Recorded data:
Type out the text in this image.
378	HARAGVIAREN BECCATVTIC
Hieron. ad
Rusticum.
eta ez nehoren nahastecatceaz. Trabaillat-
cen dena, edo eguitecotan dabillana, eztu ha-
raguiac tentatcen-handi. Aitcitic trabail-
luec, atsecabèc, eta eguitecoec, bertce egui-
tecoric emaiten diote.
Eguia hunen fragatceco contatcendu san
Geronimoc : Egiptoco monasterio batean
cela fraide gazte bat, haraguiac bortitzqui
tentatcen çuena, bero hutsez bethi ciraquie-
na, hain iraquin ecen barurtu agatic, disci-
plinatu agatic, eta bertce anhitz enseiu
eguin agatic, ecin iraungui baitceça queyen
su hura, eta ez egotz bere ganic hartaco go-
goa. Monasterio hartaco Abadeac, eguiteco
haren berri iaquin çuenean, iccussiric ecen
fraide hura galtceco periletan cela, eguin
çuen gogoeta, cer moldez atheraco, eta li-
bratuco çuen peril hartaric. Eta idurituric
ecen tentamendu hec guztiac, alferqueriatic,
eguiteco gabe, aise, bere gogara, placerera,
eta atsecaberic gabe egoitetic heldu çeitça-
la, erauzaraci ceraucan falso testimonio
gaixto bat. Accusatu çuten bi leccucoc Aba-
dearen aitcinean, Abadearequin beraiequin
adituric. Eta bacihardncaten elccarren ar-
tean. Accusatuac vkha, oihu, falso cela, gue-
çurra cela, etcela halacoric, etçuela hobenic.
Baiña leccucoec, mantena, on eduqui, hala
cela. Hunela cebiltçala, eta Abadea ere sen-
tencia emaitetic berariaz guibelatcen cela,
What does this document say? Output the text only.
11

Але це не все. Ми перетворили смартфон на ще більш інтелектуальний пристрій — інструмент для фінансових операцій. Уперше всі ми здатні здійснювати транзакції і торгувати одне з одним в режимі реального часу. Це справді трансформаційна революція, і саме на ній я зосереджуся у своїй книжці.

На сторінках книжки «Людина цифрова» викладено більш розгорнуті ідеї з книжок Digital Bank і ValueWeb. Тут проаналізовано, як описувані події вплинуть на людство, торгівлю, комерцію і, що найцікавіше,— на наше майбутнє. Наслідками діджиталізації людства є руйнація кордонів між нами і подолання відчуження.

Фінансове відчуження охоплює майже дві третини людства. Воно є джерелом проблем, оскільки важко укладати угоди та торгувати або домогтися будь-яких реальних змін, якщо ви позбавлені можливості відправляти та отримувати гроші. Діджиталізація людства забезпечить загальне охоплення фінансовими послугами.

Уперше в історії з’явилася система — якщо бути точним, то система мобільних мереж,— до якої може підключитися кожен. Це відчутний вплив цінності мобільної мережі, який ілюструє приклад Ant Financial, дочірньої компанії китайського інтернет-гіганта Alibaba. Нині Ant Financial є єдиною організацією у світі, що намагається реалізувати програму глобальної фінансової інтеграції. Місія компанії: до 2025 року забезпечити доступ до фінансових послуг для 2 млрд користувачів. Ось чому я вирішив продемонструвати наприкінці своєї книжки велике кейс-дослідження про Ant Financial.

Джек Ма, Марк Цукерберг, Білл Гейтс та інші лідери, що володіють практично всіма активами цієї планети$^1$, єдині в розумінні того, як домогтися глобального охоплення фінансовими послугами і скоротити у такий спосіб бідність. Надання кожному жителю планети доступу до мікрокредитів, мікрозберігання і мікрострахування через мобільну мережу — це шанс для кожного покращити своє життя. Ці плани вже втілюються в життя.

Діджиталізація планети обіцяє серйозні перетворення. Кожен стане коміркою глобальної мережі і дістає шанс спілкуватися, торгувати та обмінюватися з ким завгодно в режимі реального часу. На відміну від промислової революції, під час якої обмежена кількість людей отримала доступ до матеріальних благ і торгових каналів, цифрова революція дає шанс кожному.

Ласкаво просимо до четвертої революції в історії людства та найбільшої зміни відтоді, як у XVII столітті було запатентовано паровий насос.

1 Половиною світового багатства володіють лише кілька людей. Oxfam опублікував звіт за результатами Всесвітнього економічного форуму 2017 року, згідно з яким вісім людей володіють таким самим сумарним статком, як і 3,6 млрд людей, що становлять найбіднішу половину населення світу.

#### Given problem:
Return the entries in full, keeping every line exactly as it is.

#### Worked answer:
Type out the text in this image.
378	HARAGVIAREN BECCATVTIC
Hieron. ad
Rusticum.
eta ez nehoren nahastecatceaz. Trabaillat-
cen dena, edo eguitecotan dabillana, eztu ha-
raguiac tentatcen-handi. Aitcitic trabail-
luec, atsecabèc, eta eguitecoec, bertce egui-
tecoric emaiten diote.
Eguia hunen fragatceco contatcendu san
Geronimoc : Egiptoco monasterio batean
cela fraide gazte bat, haraguiac bortitzqui
tentatcen çuena, bero hutsez bethi ciraquie-
na, hain iraquin ecen barurtu agatic, disci-
plinatu agatic, eta bertce anhitz enseiu
eguin agatic, ecin iraungui baitceça queyen
su hura, eta ez egotz bere ganic hartaco go-
goa. Monasterio hartaco Abadeac, eguiteco
haren berri iaquin çuenean, iccussiric ecen
fraide hura galtceco periletan cela, eguin
çuen gogoeta, cer moldez atheraco, eta li-
bratuco çuen peril hartaric. Eta idurituric
ecen tentamendu hec guztiac, alferqueriatic,
eguiteco gabe, aise, bere gogara, placerera,
eta atsecaberic gabe egoitetic heldu çeitça-
la, erauzaraci ceraucan falso testimonio
gaixto bat. Accusatu çuten bi leccucoc Aba-
dearen aitcinean, Abadearequin beraiequin
adituric. Eta bacihardncaten elccarren ar-
tean. Accusatuac vkha, oihu, falso cela, gue-
çurra cela, etcela halacoric, etçuela hobenic.
Baiña leccucoec, mantena, on eduqui, hala
cela. Hunela cebiltçala, eta Abadea ere sen-
tencia emaitetic berariaz guibelatcen cela,
What does this document say? Output the text only.
11

Але це не все. Ми перетворили смартфон на ще більш інтелектуальний пристрій — інструмент для фінансових операцій. Уперше всі ми здатні здійснювати транзакції і торгувати одне з одним в режимі реального часу. Це справді трансформаційна революція, і саме на ній я зосереджуся у своїй книжці.

На сторінках книжки «Людина цифрова» викладено більш розгорнуті ідеї з книжок Digital Bank і ValueWeb. Тут проаналізовано, як описувані події вплинуть на людство, торгівлю, комерцію і, що найцікавіше,— на наше майбутнє. Наслідками діджиталізації людства є руйнація кордонів між нами і подолання відчуження.

Фінансове відчуження охоплює майже дві третини людства. Воно є джерелом проблем, оскільки важко укладати угоди та торгувати або домогтися будь-яких реальних змін, якщо ви позбавлені можливості відправляти та отримувати гроші. Діджиталізація людства забезпечить загальне охоплення фінансовими послугами.

Уперше в історії з’явилася система — якщо бути точним, то система мобільних мереж,— до якої може підключитися кожен. Це відчутний вплив цінності мобільної мережі, який ілюструє приклад Ant Financial, дочірньої компанії китайського інтернет-гіганта Alibaba. Нині Ant Financial є єдиною організацією у світі, що намагається реалізувати програму глобальної фінансової інтеграції. Місія компанії: до 2025 року забезпечити доступ до фінансових послуг для 2 млрд користувачів. Ось чому я вирішив продемонструвати наприкінці своєї книжки велике кейс-дослідження про Ant Financial.

Джек Ма, Марк Цукерберг, Білл Гейтс та інші лідери, що володіють практично всіма активами цієї планети$^1$, єдині в розумінні того, як домогтися глобального охоплення фінансовими послугами і скоротити у такий спосіб бідність. Надання кожному жителю планети доступу до мікрокредитів, мікрозберігання і мікрострахування через мобільну мережу — це шанс для кожного покращити своє життя. Ці плани вже втілюються в життя.

Діджиталізація планети обіцяє серйозні перетворення. Кожен стане коміркою глобальної мережі і дістає шанс спілкуватися, торгувати та обмінюватися з ким завгодно в режимі реального часу. На відміну від промислової революції, під час якої обмежена кількість людей отримала доступ до матеріальних благ і торгових каналів, цифрова революція дає шанс кожному.

Ласкаво просимо до четвертої революції в історії людства та найбільшої зміни відтоді, як у XVII столітті було запатентовано паровий насос.

1 Половиною світового багатства володіють лише кілька людей. Oxfam опублікував звіт за результатами Всесвітнього економічного форуму 2017 року, згідно з яким вісім людей володіють таким самим сумарним статком, як і 3,6 млрд людей, що становлять найбіднішу половину населення світу.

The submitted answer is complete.